> **Extract to read**:
---
HumBL@WWW2019


the third international workshop on Augmenting Intelligence with Bias-Aware Humans­-in-­the-­Loop
co-located with TheWebConf (WWW2019)
(HumL workshop series)

Human-in-the-loop is a model of interaction where a machine process and one or more humans have an iterative interaction. In this paradigm the user has the ability to heavily influence the outcome of the process by providing feedback to the system as well as the opportunity to grab different perspectives about the underlying domain and understand the step by step machine process leading to a certain outcome. Amongst the current major concerns in Artificial Intelligence research are being able to explain and understand the results as well as avoiding bias in the underlying data that might lead to unfair or unethical conclusions. Typically, computers are fast and accurate in processing vast amounts of data. People, however, are creative and bring in their perspectives and interpretation power. Bringing humans and machines together creates a natural symbiosis for accurate interpretation of data.
---
> **Supplied information**:
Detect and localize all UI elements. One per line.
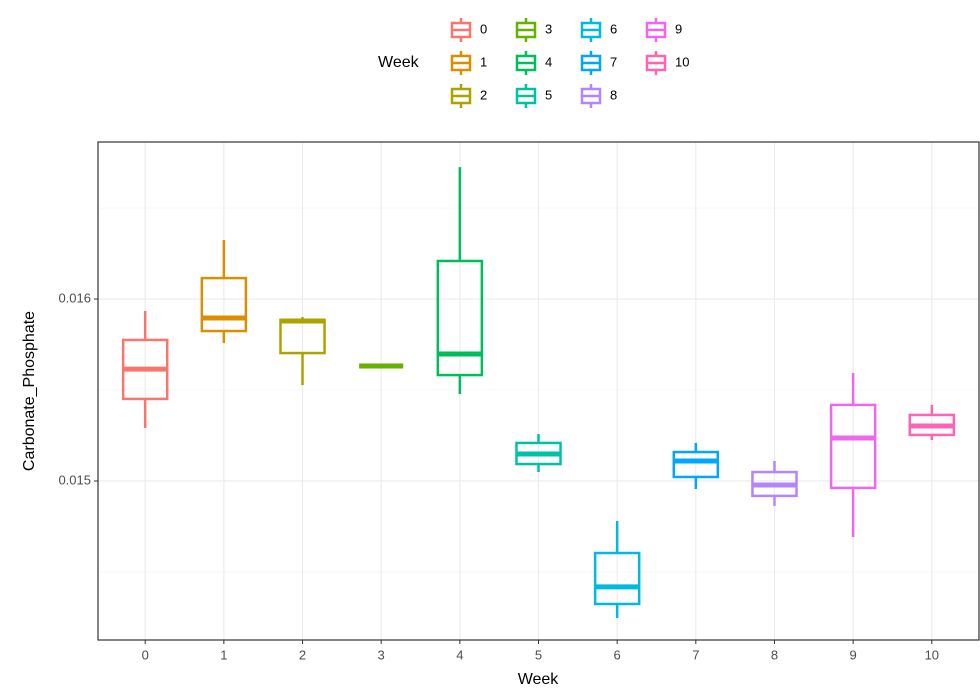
legend-label: 10 — [675, 54, 689, 69]
legend-label: 0 — [480, 21, 487, 36]
legend-label: 2 — [480, 87, 487, 102]
legend-label: 3 — [545, 21, 552, 36]
box — [672, 450, 720, 479]
legend-label: 9 — [675, 21, 682, 36]
legend-label: 6 — [610, 21, 617, 36]
legend-label: 1 — [480, 54, 487, 69]
x-tick-label: 9 — [850, 647, 857, 662]
x-tick-label: 5 — [535, 647, 542, 662]
x-tick-label: 2 — [299, 647, 306, 662]
x-tick-label: 4 — [456, 647, 463, 662]
legend-label: 5 — [545, 87, 552, 102]
box — [593, 551, 641, 606]
y-tick-label: 0.016 — [58, 290, 91, 305]
legend-label: 4 — [545, 54, 552, 69]
x-tick-label: 1 — [220, 647, 227, 662]
legend-label: 7 — [610, 54, 617, 69]
box — [829, 403, 877, 490]
x-tick-label: 10 — [925, 647, 939, 662]
x-tick-label: 7 — [692, 647, 699, 662]
y-axis-title: Carbonate_Phosphate — [21, 311, 38, 471]
box — [436, 259, 484, 377]
x-tick-label: 8 — [771, 647, 778, 662]
box — [200, 276, 248, 333]
x-tick-label: 6 — [614, 647, 621, 662]
x-tick-label: 0 — [142, 647, 149, 662]
legend-label: 8 — [610, 87, 617, 102]
y-tick-label: 0.015 — [58, 472, 91, 487]
legend-title: Week — [378, 54, 420, 71]
x-tick-label: 3 — [378, 647, 385, 662]
x-axis-title: Week — [518, 671, 560, 688]
panel-border — [97, 141, 980, 641]
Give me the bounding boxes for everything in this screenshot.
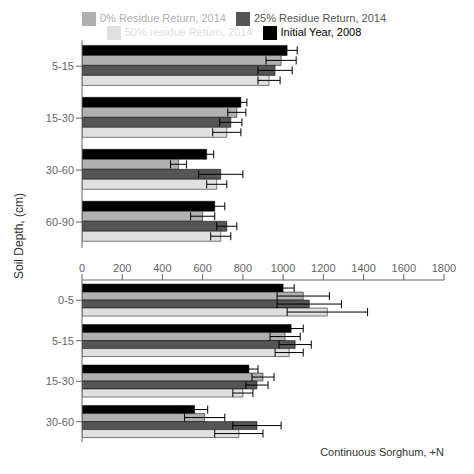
svg-text:5-15: 5-15 <box>52 60 74 72</box>
svg-text:600: 600 <box>193 262 211 274</box>
svg-text:60-90: 60-90 <box>46 216 74 228</box>
svg-text:200: 200 <box>113 262 131 274</box>
svg-text:1400: 1400 <box>351 262 375 274</box>
svg-text:400: 400 <box>153 262 171 274</box>
svg-text:1200: 1200 <box>311 262 335 274</box>
svg-text:800: 800 <box>234 262 252 274</box>
svg-text:0-5: 0-5 <box>58 294 74 306</box>
html-text:Initial Year, 2008: Initial Year, 2008 <box>280 26 362 39</box>
svg-text:30-60: 30-60 <box>46 416 74 428</box>
svg-text:15-30: 15-30 <box>46 112 74 124</box>
svg-text:1000: 1000 <box>271 262 295 274</box>
svg-text:0: 0 <box>79 262 85 274</box>
html-text:Soil Depth, (cm): Soil Depth, (cm) <box>12 193 26 279</box>
svg-text:5-15: 5-15 <box>52 335 74 347</box>
html-text:50% residue Return, 2014: 50% residue Return, 2014 <box>124 26 253 39</box>
html-text:25% Residue Return, 2014: 25% Residue Return, 2014 <box>253 12 386 24</box>
html-text:0% Residue Return, 2014: 0% Residue Return, 2014 <box>100 12 226 24</box>
svg-text:1800: 1800 <box>432 262 456 274</box>
svg-text:1600: 1600 <box>392 262 416 274</box>
svg-text:30-60: 30-60 <box>46 164 74 176</box>
html-text:Continuous Sorghum, +N: Continuous Sorghum, +N <box>320 446 444 458</box>
svg-text:15-30: 15-30 <box>46 375 74 387</box>
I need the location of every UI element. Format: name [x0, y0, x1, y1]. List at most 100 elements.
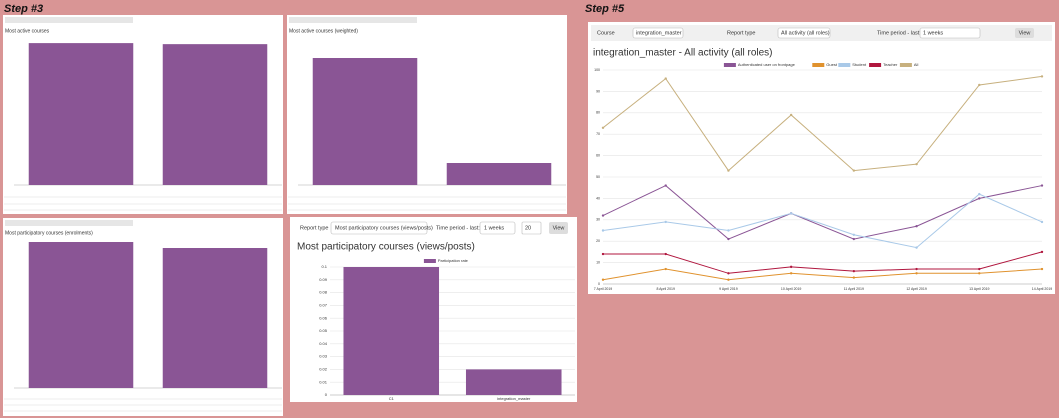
---
> **Goal 1**: According to the workshop description on human-in-the-loop interaction, why does bringing humans and machines together create a natural symbiosis for interpreting data? Answer in one to three sentences.
> **Goal 2**: Extend the workshop description on human-in-the-loop interaction, starting after its final sentence.
The entries are separate material, distinct from the workshop description.

> **Task output 1**: Computers are fast and accurate in processing vast amounts of data, while people are creative and bring in their perspectives and interpretation power. Combining these complementary strengths creates a natural symbiosis for accurate interpretation of data.

> **Task output 2**:
Crowdsourcing has become a successful method to obtain the human computation needed to augment algorithms and perform high quality data management. Humans, though, have various cognitive biases that influence the way they interpret statements, make decisions and remember information. If we use crowdsourcing to generate ground truth, it is important to identify existing biases among crowdsourcing contributors and analyze the effects that their biases may produce. At the same time, having access to a potentially large number of people can give us the opportunity to handle the biases in existing data and systems.

The goal of this workshop is to bring together researchers and practitioners in various areas of AI (i.e., Machine Learning, NLP, Computational Advertising, etc.) to explore new pathways of the human-in-the-loop paradigm. We aim to analyze both existing biases in crowdsourcing, and explore various methods to manage bias via crowdsourcing. We would like to discuss different types of biases, measures and methods to track bias, as well as methodologies to prevent and mitigate different types of bias. We will provide a framework for discussion among scholars, practitioners and other interested parties, including crowd workers, requesters and crowdsourcing platform managers.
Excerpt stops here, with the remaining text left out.